→ **A block of data**:
****************************************
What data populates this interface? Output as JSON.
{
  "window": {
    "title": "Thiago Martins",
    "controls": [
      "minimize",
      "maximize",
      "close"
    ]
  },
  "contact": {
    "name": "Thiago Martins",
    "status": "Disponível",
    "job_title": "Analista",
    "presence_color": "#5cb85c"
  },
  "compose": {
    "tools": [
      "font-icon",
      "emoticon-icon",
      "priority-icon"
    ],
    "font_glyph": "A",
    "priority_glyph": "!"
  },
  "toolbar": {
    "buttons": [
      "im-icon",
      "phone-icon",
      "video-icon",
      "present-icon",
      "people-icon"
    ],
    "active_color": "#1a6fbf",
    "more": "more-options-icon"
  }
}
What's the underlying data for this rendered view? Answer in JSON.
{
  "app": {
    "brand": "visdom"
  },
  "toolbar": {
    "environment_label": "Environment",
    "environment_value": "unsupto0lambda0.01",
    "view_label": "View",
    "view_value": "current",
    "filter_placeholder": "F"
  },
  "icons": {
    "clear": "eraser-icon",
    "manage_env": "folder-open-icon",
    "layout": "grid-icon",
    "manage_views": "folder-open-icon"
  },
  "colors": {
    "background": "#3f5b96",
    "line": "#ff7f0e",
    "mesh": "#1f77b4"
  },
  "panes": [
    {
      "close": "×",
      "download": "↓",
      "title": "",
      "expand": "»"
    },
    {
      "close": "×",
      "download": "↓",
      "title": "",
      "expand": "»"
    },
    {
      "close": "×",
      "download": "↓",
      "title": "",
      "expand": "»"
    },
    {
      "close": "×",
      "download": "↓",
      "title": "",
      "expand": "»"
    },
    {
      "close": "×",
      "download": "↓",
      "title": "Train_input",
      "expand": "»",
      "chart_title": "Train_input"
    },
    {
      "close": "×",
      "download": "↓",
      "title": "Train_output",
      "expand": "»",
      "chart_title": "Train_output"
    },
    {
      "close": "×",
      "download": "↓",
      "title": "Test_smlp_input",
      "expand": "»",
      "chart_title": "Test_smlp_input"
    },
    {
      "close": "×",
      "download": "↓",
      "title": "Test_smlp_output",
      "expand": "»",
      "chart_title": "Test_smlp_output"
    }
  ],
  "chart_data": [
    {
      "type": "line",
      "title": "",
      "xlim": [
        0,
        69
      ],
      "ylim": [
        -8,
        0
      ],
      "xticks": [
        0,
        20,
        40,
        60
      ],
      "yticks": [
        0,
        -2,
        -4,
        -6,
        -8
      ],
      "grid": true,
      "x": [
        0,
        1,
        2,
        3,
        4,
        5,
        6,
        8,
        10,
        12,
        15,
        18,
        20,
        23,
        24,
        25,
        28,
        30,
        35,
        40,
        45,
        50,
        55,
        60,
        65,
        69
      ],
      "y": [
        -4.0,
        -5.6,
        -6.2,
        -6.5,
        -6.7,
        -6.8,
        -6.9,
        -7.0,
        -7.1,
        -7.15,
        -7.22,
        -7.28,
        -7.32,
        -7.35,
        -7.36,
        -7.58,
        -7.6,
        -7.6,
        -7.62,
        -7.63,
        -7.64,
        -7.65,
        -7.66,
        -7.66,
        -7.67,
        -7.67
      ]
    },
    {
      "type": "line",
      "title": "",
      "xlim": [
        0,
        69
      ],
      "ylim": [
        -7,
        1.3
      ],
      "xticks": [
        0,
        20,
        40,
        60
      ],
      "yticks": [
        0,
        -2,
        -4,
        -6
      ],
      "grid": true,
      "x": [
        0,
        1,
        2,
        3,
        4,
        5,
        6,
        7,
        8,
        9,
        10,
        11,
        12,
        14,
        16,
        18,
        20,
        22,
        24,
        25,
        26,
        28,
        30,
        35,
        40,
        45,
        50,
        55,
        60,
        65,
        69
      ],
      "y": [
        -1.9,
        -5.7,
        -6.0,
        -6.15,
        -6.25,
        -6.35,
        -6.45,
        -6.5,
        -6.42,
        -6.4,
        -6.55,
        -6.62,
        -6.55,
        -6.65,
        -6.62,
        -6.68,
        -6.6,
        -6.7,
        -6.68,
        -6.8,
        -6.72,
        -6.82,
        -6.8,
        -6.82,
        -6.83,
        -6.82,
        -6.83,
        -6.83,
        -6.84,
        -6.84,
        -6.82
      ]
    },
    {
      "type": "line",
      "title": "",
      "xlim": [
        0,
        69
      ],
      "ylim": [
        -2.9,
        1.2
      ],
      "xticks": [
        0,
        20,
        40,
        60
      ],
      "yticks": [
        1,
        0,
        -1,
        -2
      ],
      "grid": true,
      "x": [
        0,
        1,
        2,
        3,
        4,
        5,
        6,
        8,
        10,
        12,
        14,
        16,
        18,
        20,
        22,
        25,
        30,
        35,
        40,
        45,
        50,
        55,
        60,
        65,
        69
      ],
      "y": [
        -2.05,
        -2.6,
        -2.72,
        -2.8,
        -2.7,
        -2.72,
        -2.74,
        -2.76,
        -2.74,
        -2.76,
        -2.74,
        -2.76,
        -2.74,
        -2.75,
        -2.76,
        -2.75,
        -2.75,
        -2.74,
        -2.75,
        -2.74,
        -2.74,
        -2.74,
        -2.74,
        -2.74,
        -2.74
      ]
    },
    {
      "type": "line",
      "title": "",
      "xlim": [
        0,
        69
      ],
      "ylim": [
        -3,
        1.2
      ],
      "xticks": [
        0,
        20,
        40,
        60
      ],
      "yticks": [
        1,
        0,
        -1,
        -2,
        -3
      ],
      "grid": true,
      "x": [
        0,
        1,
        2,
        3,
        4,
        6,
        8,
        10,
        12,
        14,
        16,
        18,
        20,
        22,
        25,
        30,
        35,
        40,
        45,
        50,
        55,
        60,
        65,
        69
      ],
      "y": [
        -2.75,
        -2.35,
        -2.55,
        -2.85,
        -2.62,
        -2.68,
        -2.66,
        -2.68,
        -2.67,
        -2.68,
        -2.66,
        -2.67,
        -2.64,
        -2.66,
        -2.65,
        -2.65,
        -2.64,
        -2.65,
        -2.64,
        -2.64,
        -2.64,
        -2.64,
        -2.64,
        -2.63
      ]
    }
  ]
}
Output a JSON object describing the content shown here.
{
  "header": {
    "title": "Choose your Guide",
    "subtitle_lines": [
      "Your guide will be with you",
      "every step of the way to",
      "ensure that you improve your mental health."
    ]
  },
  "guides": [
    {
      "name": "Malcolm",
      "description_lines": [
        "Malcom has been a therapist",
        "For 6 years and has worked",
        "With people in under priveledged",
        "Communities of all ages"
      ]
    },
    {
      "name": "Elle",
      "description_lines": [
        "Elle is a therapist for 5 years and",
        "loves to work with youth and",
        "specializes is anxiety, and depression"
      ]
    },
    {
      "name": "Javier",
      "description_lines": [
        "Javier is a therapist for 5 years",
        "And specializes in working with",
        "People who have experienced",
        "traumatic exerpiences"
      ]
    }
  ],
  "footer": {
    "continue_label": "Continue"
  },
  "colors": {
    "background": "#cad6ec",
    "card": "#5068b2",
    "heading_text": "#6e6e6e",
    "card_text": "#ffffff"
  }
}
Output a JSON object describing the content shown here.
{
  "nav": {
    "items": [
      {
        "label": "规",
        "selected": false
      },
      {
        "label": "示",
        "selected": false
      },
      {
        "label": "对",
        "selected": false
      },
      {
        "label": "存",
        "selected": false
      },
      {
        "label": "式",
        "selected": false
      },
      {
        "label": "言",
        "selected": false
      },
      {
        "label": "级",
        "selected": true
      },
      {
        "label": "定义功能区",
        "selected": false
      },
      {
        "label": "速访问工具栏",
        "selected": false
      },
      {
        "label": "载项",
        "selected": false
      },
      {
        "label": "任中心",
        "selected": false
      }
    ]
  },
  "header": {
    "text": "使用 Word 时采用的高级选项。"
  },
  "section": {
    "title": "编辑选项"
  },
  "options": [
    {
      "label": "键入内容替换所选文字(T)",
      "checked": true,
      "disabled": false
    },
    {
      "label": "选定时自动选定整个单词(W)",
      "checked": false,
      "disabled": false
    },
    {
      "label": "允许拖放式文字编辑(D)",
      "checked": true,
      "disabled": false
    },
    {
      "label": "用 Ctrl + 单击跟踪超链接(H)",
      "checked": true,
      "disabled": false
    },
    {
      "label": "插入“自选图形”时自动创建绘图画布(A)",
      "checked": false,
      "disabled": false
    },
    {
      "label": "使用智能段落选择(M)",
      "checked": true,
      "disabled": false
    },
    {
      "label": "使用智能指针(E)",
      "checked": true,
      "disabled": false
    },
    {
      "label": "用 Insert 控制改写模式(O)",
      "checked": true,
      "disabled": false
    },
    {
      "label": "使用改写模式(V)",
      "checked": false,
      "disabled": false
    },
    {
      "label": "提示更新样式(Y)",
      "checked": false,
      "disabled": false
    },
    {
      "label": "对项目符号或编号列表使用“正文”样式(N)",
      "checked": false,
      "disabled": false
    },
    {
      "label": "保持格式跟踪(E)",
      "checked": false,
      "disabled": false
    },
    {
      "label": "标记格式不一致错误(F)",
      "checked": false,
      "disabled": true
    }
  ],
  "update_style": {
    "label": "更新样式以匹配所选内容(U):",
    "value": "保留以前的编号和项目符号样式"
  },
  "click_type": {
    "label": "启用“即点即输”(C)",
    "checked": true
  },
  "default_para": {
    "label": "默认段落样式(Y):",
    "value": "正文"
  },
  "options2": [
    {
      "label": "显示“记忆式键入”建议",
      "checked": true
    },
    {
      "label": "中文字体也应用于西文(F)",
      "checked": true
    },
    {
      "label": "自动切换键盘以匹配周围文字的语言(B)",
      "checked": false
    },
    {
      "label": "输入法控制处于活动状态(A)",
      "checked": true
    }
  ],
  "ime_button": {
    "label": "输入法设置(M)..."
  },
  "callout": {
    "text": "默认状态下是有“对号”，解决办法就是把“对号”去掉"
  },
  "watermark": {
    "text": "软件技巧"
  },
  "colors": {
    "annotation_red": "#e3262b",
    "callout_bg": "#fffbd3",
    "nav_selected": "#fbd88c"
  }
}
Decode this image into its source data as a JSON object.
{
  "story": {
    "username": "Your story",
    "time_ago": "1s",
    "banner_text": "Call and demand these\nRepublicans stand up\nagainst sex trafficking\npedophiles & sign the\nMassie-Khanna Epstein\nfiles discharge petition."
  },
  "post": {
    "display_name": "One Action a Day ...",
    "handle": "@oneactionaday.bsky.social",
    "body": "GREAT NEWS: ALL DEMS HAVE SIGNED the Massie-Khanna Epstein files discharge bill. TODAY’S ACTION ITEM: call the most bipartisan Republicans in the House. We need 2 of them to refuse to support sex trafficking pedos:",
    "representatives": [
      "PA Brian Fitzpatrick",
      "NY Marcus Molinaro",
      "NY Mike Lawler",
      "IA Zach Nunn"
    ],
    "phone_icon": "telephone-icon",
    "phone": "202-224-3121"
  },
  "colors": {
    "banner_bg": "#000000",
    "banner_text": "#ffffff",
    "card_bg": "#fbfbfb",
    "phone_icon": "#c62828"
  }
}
****************************************
Which lines contain the word "JSON"? Copy each one.

What data populates this interface? Output as JSON.
What's the underlying data for this rendered view? Answer in JSON.
Output a JSON object describing the content shown here.
Output a JSON object describing the content shown here.
Decode this image into its source data as a JSON object.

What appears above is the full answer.